### Aim
Make an exact copy of all the entries, with the pictures left out.

### A block of data
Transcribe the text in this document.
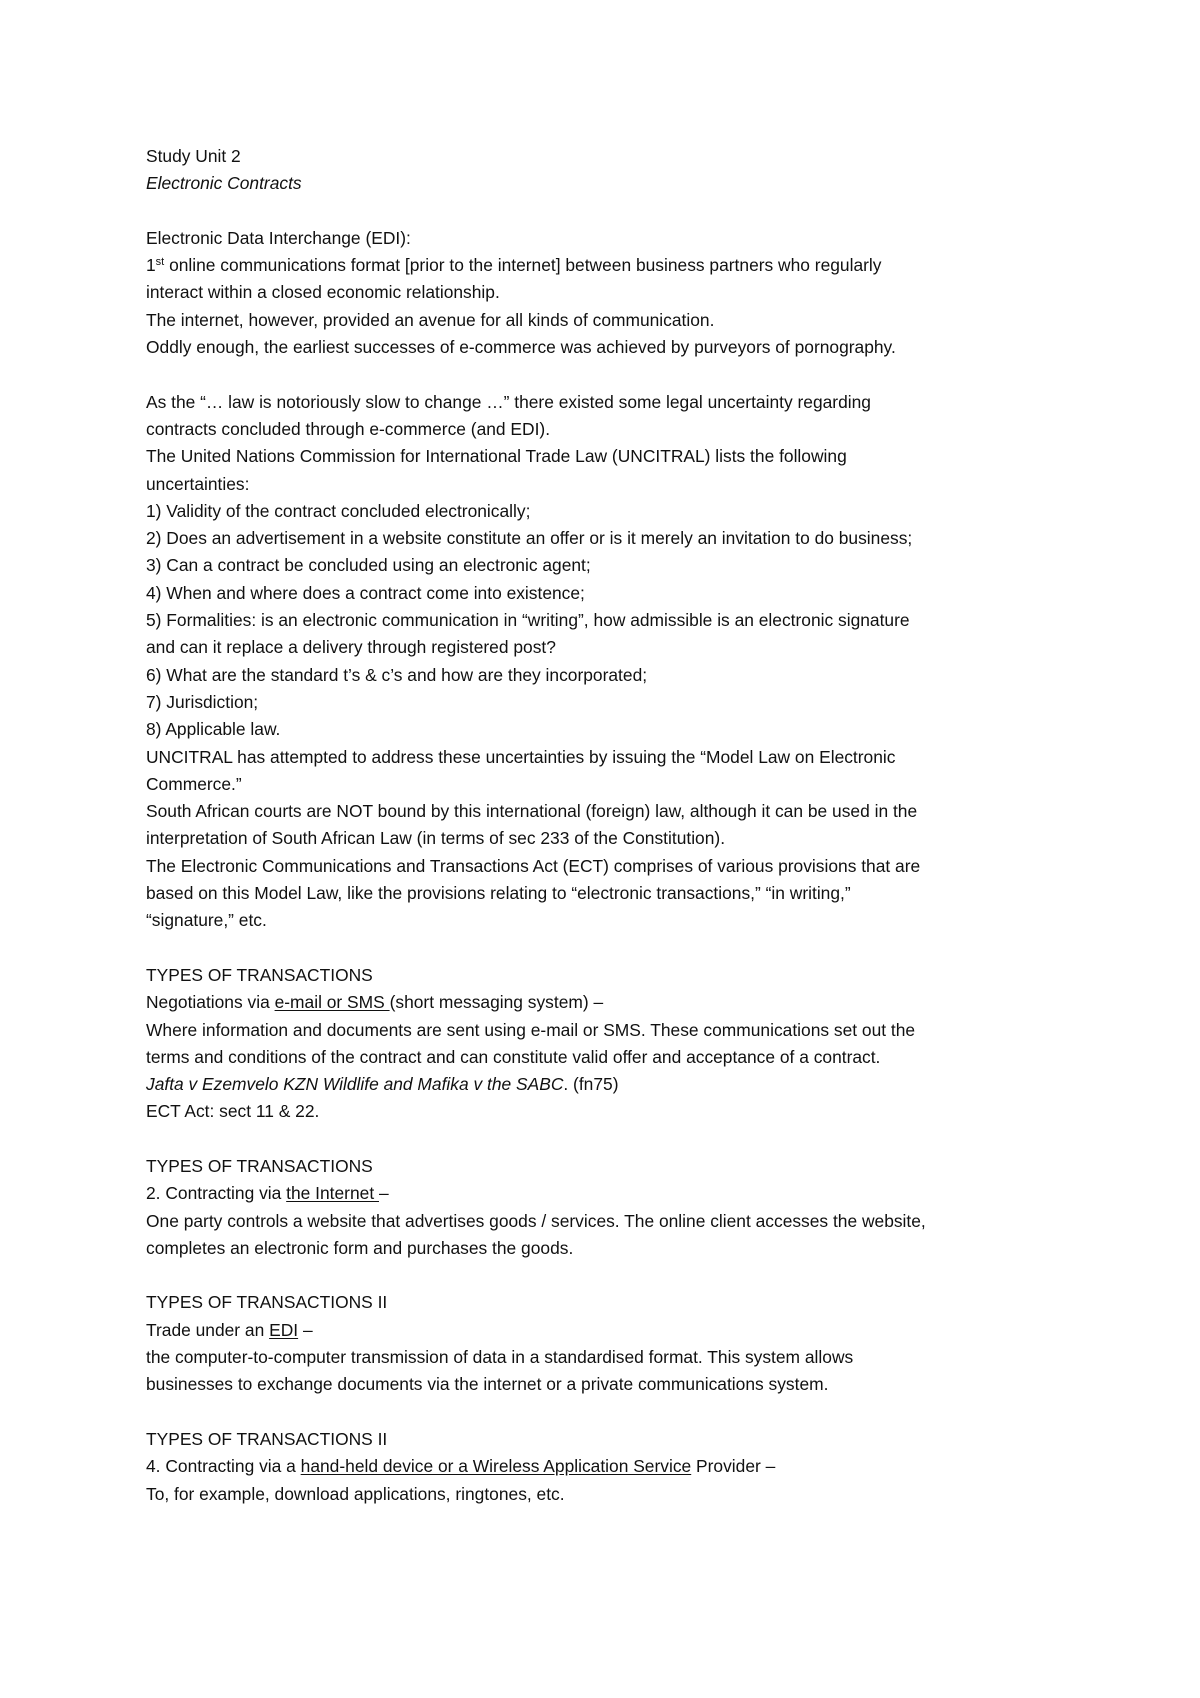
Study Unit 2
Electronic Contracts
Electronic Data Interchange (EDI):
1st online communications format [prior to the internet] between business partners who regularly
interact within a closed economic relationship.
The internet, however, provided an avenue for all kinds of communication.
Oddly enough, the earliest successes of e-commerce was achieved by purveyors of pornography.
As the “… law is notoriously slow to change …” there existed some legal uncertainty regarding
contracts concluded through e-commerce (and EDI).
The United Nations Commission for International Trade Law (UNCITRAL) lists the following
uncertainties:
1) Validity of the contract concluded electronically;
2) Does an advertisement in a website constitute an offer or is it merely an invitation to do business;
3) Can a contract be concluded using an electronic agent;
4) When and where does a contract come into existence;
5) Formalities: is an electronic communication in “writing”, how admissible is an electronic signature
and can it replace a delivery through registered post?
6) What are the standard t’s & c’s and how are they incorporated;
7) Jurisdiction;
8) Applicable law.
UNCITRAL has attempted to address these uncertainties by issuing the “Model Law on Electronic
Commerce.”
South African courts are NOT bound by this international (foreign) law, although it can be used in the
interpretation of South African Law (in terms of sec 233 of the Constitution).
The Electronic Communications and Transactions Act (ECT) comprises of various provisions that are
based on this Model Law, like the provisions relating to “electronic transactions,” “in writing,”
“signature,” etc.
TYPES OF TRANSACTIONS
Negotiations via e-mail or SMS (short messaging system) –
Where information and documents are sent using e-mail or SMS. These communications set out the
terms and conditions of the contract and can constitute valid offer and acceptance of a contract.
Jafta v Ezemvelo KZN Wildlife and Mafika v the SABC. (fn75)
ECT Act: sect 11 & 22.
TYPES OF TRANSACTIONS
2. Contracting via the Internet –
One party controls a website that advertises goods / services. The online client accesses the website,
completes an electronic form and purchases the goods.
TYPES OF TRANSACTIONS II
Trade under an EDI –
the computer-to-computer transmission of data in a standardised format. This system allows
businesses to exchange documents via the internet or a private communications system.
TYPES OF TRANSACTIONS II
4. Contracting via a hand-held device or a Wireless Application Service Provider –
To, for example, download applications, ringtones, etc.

### Right answer
Transcribe the text in this document.
Study Unit 2
Electronic Contracts
Electronic Data Interchange (EDI):
1st online communications format [prior to the internet] between business partners who regularly
interact within a closed economic relationship.
The internet, however, provided an avenue for all kinds of communication.
Oddly enough, the earliest successes of e-commerce was achieved by purveyors of pornography.
As the “… law is notoriously slow to change …” there existed some legal uncertainty regarding
contracts concluded through e-commerce (and EDI).
The United Nations Commission for International Trade Law (UNCITRAL) lists the following
uncertainties:
1) Validity of the contract concluded electronically;
2) Does an advertisement in a website constitute an offer or is it merely an invitation to do business;
3) Can a contract be concluded using an electronic agent;
4) When and where does a contract come into existence;
5) Formalities: is an electronic communication in “writing”, how admissible is an electronic signature
and can it replace a delivery through registered post?
6) What are the standard t’s & c’s and how are they incorporated;
7) Jurisdiction;
8) Applicable law.
UNCITRAL has attempted to address these uncertainties by issuing the “Model Law on Electronic
Commerce.”
South African courts are NOT bound by this international (foreign) law, although it can be used in the
interpretation of South African Law (in terms of sec 233 of the Constitution).
The Electronic Communications and Transactions Act (ECT) comprises of various provisions that are
based on this Model Law, like the provisions relating to “electronic transactions,” “in writing,”
“signature,” etc.
TYPES OF TRANSACTIONS
Negotiations via e-mail or SMS (short messaging system) –
Where information and documents are sent using e-mail or SMS. These communications set out the
terms and conditions of the contract and can constitute valid offer and acceptance of a contract.
Jafta v Ezemvelo KZN Wildlife and Mafika v the SABC. (fn75)
ECT Act: sect 11 & 22.
TYPES OF TRANSACTIONS
2. Contracting via the Internet –
One party controls a website that advertises goods / services. The online client accesses the website,
completes an electronic form and purchases the goods.
TYPES OF TRANSACTIONS II
Trade under an EDI –
the computer-to-computer transmission of data in a standardised format. This system allows
businesses to exchange documents via the internet or a private communications system.
TYPES OF TRANSACTIONS II
4. Contracting via a hand-held device or a Wireless Application Service Provider –
To, for example, download applications, ringtones, etc.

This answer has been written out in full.